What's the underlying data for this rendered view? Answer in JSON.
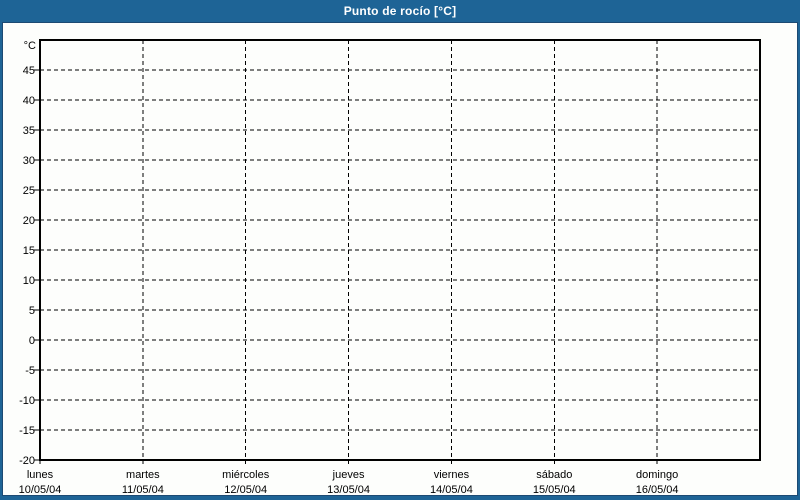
{
  "window": {
    "title": "Punto de rocío [°C]"
  },
  "theme": {
    "titlebar_color": "#1e6496",
    "frame_border_color": "#1e6496",
    "frame_inner_line_color": "#1c4a73",
    "surface_color": "#fdfefc",
    "grid_color": "#000000",
    "axis_color": "#000000",
    "text_color": "#000000",
    "title_text_color": "#ffffff"
  },
  "chart_data": {
    "type": "line",
    "title": "Punto de rocío [°C]",
    "ylabel": "°C",
    "xlabel": "",
    "ylim": [
      -20,
      50
    ],
    "ytick_step": 5,
    "yticks": [
      45,
      40,
      35,
      30,
      25,
      20,
      15,
      10,
      5,
      0,
      -5,
      -10,
      -15,
      -20
    ],
    "grid": "dashed",
    "legend": "none",
    "categories": [
      {
        "name": "lunes",
        "date": "10/05/04"
      },
      {
        "name": "martes",
        "date": "11/05/04"
      },
      {
        "name": "miércoles",
        "date": "12/05/04"
      },
      {
        "name": "jueves",
        "date": "13/05/04"
      },
      {
        "name": "viernes",
        "date": "14/05/04"
      },
      {
        "name": "sábado",
        "date": "15/05/04"
      },
      {
        "name": "domingo",
        "date": "16/05/04"
      }
    ],
    "series": []
  }
}
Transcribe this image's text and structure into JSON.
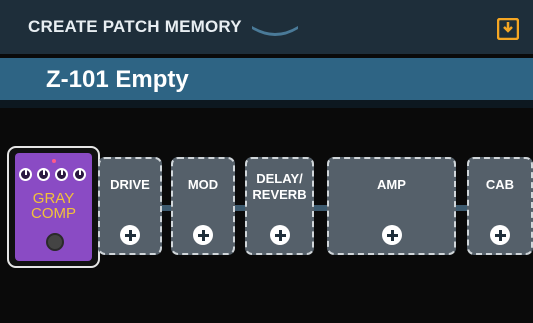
{
  "header": {
    "title": "CREATE PATCH MEMORY"
  },
  "patch": {
    "name": "Z-101 Empty"
  },
  "effect": {
    "name_line1": "GRAY",
    "name_line2": "COMP",
    "color": "#8a4bc4"
  },
  "slots": [
    {
      "label": "DRIVE"
    },
    {
      "label": "MOD"
    },
    {
      "label": "DELAY/\nREVERB"
    },
    {
      "label": "AMP"
    },
    {
      "label": "CAB"
    }
  ],
  "colors": {
    "header_bg": "#1e2e3a",
    "namebar_bg": "#2e6484",
    "slot_bg": "#55606a",
    "save_icon": "#f5a623"
  },
  "icons": {
    "save": "save-icon",
    "add": "plus-circle-icon"
  }
}
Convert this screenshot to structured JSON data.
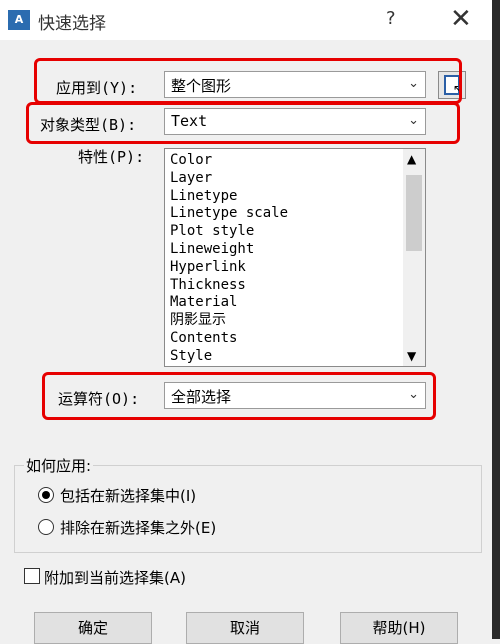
{
  "window": {
    "app_icon_text": "A",
    "title": "快速选择",
    "help_label": "?",
    "close_label": "✕"
  },
  "apply_to": {
    "label": "应用到(Y):",
    "value": "整个图形"
  },
  "object_type": {
    "label": "对象类型(B):",
    "value": "Text"
  },
  "properties": {
    "label": "特性(P):",
    "items": [
      "Color",
      "Layer",
      "Linetype",
      "Linetype scale",
      "Plot style",
      "Lineweight",
      "Hyperlink",
      "Thickness",
      "Material",
      "阴影显示",
      "Contents",
      "Style"
    ]
  },
  "operator": {
    "label": "运算符(O):",
    "value": "全部选择"
  },
  "how_to_apply": {
    "label": "如何应用:",
    "include_label": "包括在新选择集中(I)",
    "exclude_label": "排除在新选择集之外(E)"
  },
  "append": {
    "label": "附加到当前选择集(A)"
  },
  "buttons": {
    "ok": "确定",
    "cancel": "取消",
    "help": "帮助(H)"
  },
  "icons": {
    "dropdown": "chevron-down-icon",
    "select_objects": "select-objects-icon"
  },
  "colors": {
    "highlight": "#e60000"
  }
}
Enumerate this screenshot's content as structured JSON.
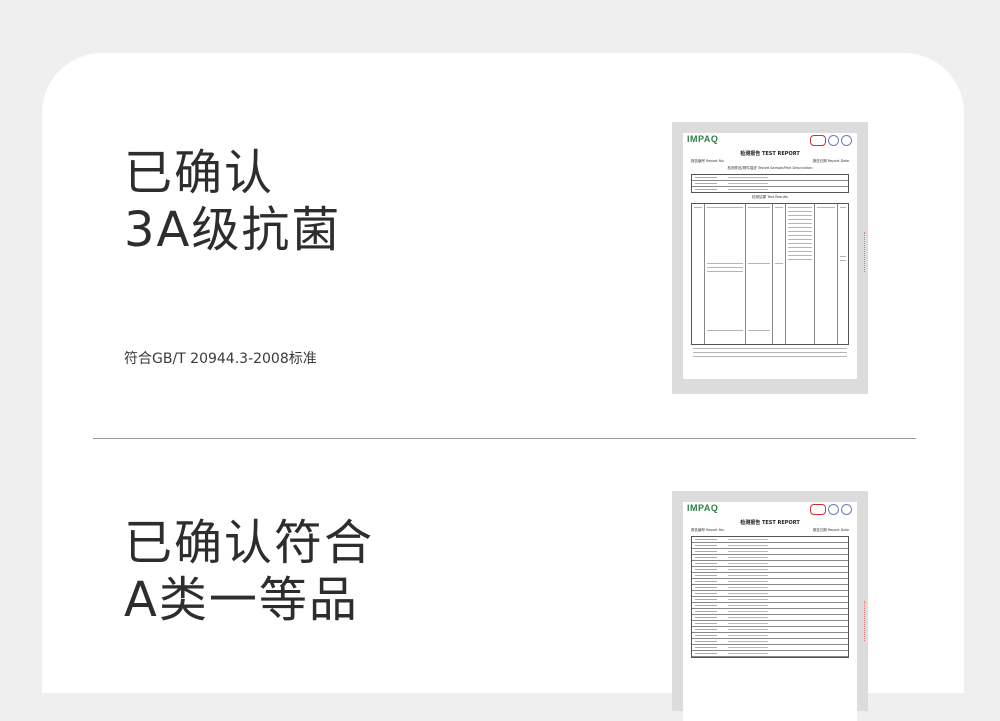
{
  "section1": {
    "headline": [
      "已确认",
      "3A级抗菌"
    ],
    "standard": "符合GB/T 20944.3-2008标准",
    "report": {
      "logo": "IMPAQ",
      "title": "检测报告 TEST REPORT",
      "report_no": "报告编号 Report No.",
      "report_date": "报告日期 Report Date",
      "subtitle": "检测样品/物件描述 Tested Sample/Part Description",
      "results": "检测结果 Test Results"
    }
  },
  "section2": {
    "headline": [
      "已确认符合",
      "A类一等品"
    ],
    "report": {
      "logo": "IMPAQ",
      "title": "检测报告 TEST REPORT",
      "report_no": "报告编号 Report No.",
      "report_date": "报告日期 Report Date"
    }
  }
}
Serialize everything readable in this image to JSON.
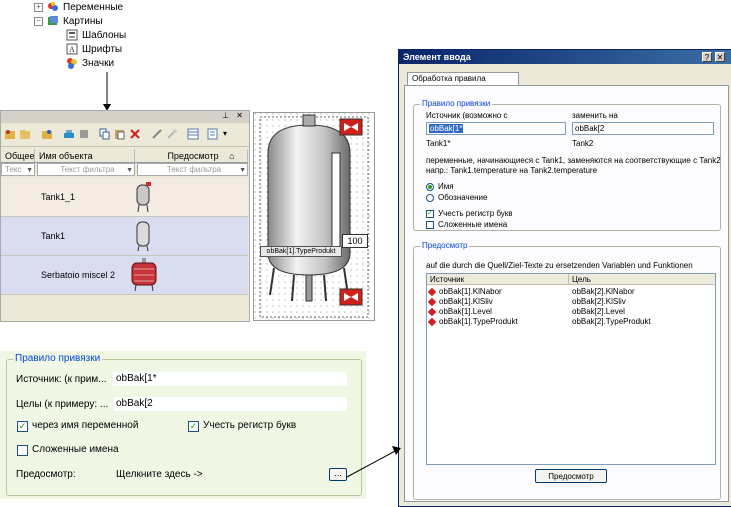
{
  "tree": {
    "items": [
      {
        "label": "Переменные"
      },
      {
        "label": "Картины"
      },
      {
        "label": "Шаблоны"
      },
      {
        "label": "Шрифты"
      },
      {
        "label": "Значки"
      }
    ]
  },
  "objects_panel": {
    "columns": [
      "Общее",
      "Имя объекта",
      "Предосмотр"
    ],
    "filters": [
      "Текс",
      "Текст фильтра",
      "Текст фильтра"
    ],
    "rows": [
      {
        "name": "Tank1_1"
      },
      {
        "name": "Tank1"
      },
      {
        "name": "Serbatoio miscel 2"
      }
    ]
  },
  "tank_view": {
    "tag_text": "obBak[1].TypeProdukt",
    "level_value": "100"
  },
  "dialog": {
    "title": "Элемент ввода",
    "tab": "Обработка правила привязки",
    "rule_group": "Правило привязки",
    "source_label": "Источник (возможно с",
    "replace_label": "заменить на",
    "source_value": "obBak[1*",
    "replace_value": "obBak[2",
    "source_hint": "Tank1*",
    "replace_hint": "Tank2",
    "desc_line1": "переменные, начинающиеся с Tank1, заменяются на соответствующие с Tank2",
    "desc_line2": "напр.: Tank1.temperature на Tank2.temperature",
    "radio_name": "Имя",
    "radio_designation": "Обозначение",
    "check_case": "Учесть регистр букв",
    "check_compound": "Сложенные имена",
    "preview_group": "Предосмотр",
    "preview_desc": "auf die durch die Quell/Ziel-Texte zu ersetzenden Variablen und Funktionen",
    "list_headers": [
      "Источник",
      "Цель"
    ],
    "list_rows": [
      {
        "src": "obBak[1].KlNabor",
        "dst": "obBak[2].KlNabor"
      },
      {
        "src": "obBak[1].KlSliv",
        "dst": "obBak[2].KlSliv"
      },
      {
        "src": "obBak[1].Level",
        "dst": "obBak[2].Level"
      },
      {
        "src": "obBak[1].TypeProdukt",
        "dst": "obBak[2].TypeProdukt"
      }
    ],
    "preview_button": "Предосмотр"
  },
  "rule_panel": {
    "title": "Правило привязки",
    "source_label": "Источник: (к прим...",
    "source_value": "obBak[1*",
    "target_label": "Целы (к примеру: ...",
    "target_value": "obBak[2",
    "check_var_name": "через имя переменной",
    "check_case": "Учесть регистр букв",
    "check_compound": "Сложенные имена",
    "preview_label": "Предосмотр:",
    "preview_hint": "Щелкните здесь ->",
    "browse_button": "..."
  },
  "colors": {
    "accent_blue": "#0046d5",
    "check_green": "#21a121",
    "title_bar": "#0a246a",
    "grid_row_a": "#f4ece2",
    "grid_row_b": "#dadcf0",
    "alarm_red": "#d0201a"
  }
}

=====

### [DIRECTIONS]
Every record above should come back exactly, but without its pictures.

### [RESULT OF THE TASK]
What's the underlying data for this rendered view? Answer in JSON.
{
  "window": {
    "title": "Punto de rocío [°C]"
  },
  "theme": {
    "titlebar_color": "#1e6496",
    "frame_border_color": "#1e6496",
    "frame_inner_line_color": "#1c4a73",
    "surface_color": "#fdfefc",
    "grid_color": "#000000",
    "axis_color": "#000000",
    "text_color": "#000000",
    "title_text_color": "#ffffff"
  },
  "chart_data": {
    "type": "line",
    "title": "Punto de rocío [°C]",
    "ylabel": "°C",
    "xlabel": "",
    "ylim": [
      -20,
      50
    ],
    "ytick_step": 5,
    "yticks": [
      45,
      40,
      35,
      30,
      25,
      20,
      15,
      10,
      5,
      0,
      -5,
      -10,
      -15,
      -20
    ],
    "grid": "dashed",
    "legend": "none",
    "categories": [
      {
        "name": "lunes",
        "date": "10/05/04"
      },
      {
        "name": "martes",
        "date": "11/05/04"
      },
      {
        "name": "miércoles",
        "date": "12/05/04"
      },
      {
        "name": "jueves",
        "date": "13/05/04"
      },
      {
        "name": "viernes",
        "date": "14/05/04"
      },
      {
        "name": "sábado",
        "date": "15/05/04"
      },
      {
        "name": "domingo",
        "date": "16/05/04"
      }
    ],
    "series": []
  }
}
Transcribe this image's text and structure into JSON.
{
  "header": {
    "title": "CREATE PATCH MEMORY"
  },
  "patch": {
    "name": "Z-101 Empty"
  },
  "effect": {
    "name_line1": "GRAY",
    "name_line2": "COMP",
    "color": "#8a4bc4"
  },
  "slots": [
    {
      "label": "DRIVE"
    },
    {
      "label": "MOD"
    },
    {
      "label": "DELAY/\nREVERB"
    },
    {
      "label": "AMP"
    },
    {
      "label": "CAB"
    }
  ],
  "colors": {
    "header_bg": "#1e2e3a",
    "namebar_bg": "#2e6484",
    "slot_bg": "#55606a",
    "save_icon": "#f5a623"
  },
  "icons": {
    "save": "save-icon",
    "add": "plus-circle-icon"
  }
}
Convert this screenshot to structured JSON data.
{
  "window": {
    "app_icon_text": "A",
    "title": "快速选择",
    "help_label": "?",
    "close_label": "✕"
  },
  "apply_to": {
    "label": "应用到(Y):",
    "value": "整个图形"
  },
  "object_type": {
    "label": "对象类型(B):",
    "value": "Text"
  },
  "properties": {
    "label": "特性(P):",
    "items": [
      "Color",
      "Layer",
      "Linetype",
      "Linetype scale",
      "Plot style",
      "Lineweight",
      "Hyperlink",
      "Thickness",
      "Material",
      "阴影显示",
      "Contents",
      "Style"
    ]
  },
  "operator": {
    "label": "运算符(O):",
    "value": "全部选择"
  },
  "how_to_apply": {
    "label": "如何应用:",
    "include_label": "包括在新选择集中(I)",
    "exclude_label": "排除在新选择集之外(E)"
  },
  "append": {
    "label": "附加到当前选择集(A)"
  },
  "buttons": {
    "ok": "确定",
    "cancel": "取消",
    "help": "帮助(H)"
  },
  "icons": {
    "dropdown": "chevron-down-icon",
    "select_objects": "select-objects-icon"
  },
  "colors": {
    "highlight": "#e60000"
  }
}
Enumerate this screenshot's content as structured JSON.
{
  "section1": {
    "headline": [
      "已确认",
      "3A级抗菌"
    ],
    "standard": "符合GB/T 20944.3-2008标准",
    "report": {
      "logo": "IMPAQ",
      "title": "检测报告 TEST REPORT",
      "report_no": "报告编号 Report No.",
      "report_date": "报告日期 Report Date",
      "subtitle": "检测样品/物件描述 Tested Sample/Part Description",
      "results": "检测结果 Test Results"
    }
  },
  "section2": {
    "headline": [
      "已确认符合",
      "A类一等品"
    ],
    "report": {
      "logo": "IMPAQ",
      "title": "检测报告 TEST REPORT",
      "report_no": "报告编号 Report No.",
      "report_date": "报告日期 Report Date"
    }
  }
}
Serialize everything readable in this image to JSON.
{
  "tree": {
    "items": [
      {
        "label": "Переменные"
      },
      {
        "label": "Картины"
      },
      {
        "label": "Шаблоны"
      },
      {
        "label": "Шрифты"
      },
      {
        "label": "Значки"
      }
    ]
  },
  "objects_panel": {
    "columns": [
      "Общее",
      "Имя объекта",
      "Предосмотр"
    ],
    "filters": [
      "Текс",
      "Текст фильтра",
      "Текст фильтра"
    ],
    "rows": [
      {
        "name": "Tank1_1"
      },
      {
        "name": "Tank1"
      },
      {
        "name": "Serbatoio miscel 2"
      }
    ]
  },
  "tank_view": {
    "tag_text": "obBak[1].TypeProdukt",
    "level_value": "100"
  },
  "dialog": {
    "title": "Элемент ввода",
    "tab": "Обработка правила привязки",
    "rule_group": "Правило привязки",
    "source_label": "Источник (возможно с",
    "replace_label": "заменить на",
    "source_value": "obBak[1*",
    "replace_value": "obBak[2",
    "source_hint": "Tank1*",
    "replace_hint": "Tank2",
    "desc_line1": "переменные, начинающиеся с Tank1, заменяются на соответствующие с Tank2",
    "desc_line2": "напр.: Tank1.temperature на Tank2.temperature",
    "radio_name": "Имя",
    "radio_designation": "Обозначение",
    "check_case": "Учесть регистр букв",
    "check_compound": "Сложенные имена",
    "preview_group": "Предосмотр",
    "preview_desc": "auf die durch die Quell/Ziel-Texte zu ersetzenden Variablen und Funktionen",
    "list_headers": [
      "Источник",
      "Цель"
    ],
    "list_rows": [
      {
        "src": "obBak[1].KlNabor",
        "dst": "obBak[2].KlNabor"
      },
      {
        "src": "obBak[1].KlSliv",
        "dst": "obBak[2].KlSliv"
      },
      {
        "src": "obBak[1].Level",
        "dst": "obBak[2].Level"
      },
      {
        "src": "obBak[1].TypeProdukt",
        "dst": "obBak[2].TypeProdukt"
      }
    ],
    "preview_button": "Предосмотр"
  },
  "rule_panel": {
    "title": "Правило привязки",
    "source_label": "Источник: (к прим...",
    "source_value": "obBak[1*",
    "target_label": "Целы (к примеру: ...",
    "target_value": "obBak[2",
    "check_var_name": "через имя переменной",
    "check_case": "Учесть регистр букв",
    "check_compound": "Сложенные имена",
    "preview_label": "Предосмотр:",
    "preview_hint": "Щелкните здесь ->",
    "browse_button": "..."
  },
  "colors": {
    "accent_blue": "#0046d5",
    "check_green": "#21a121",
    "title_bar": "#0a246a",
    "grid_row_a": "#f4ece2",
    "grid_row_b": "#dadcf0",
    "alarm_red": "#d0201a"
  }
}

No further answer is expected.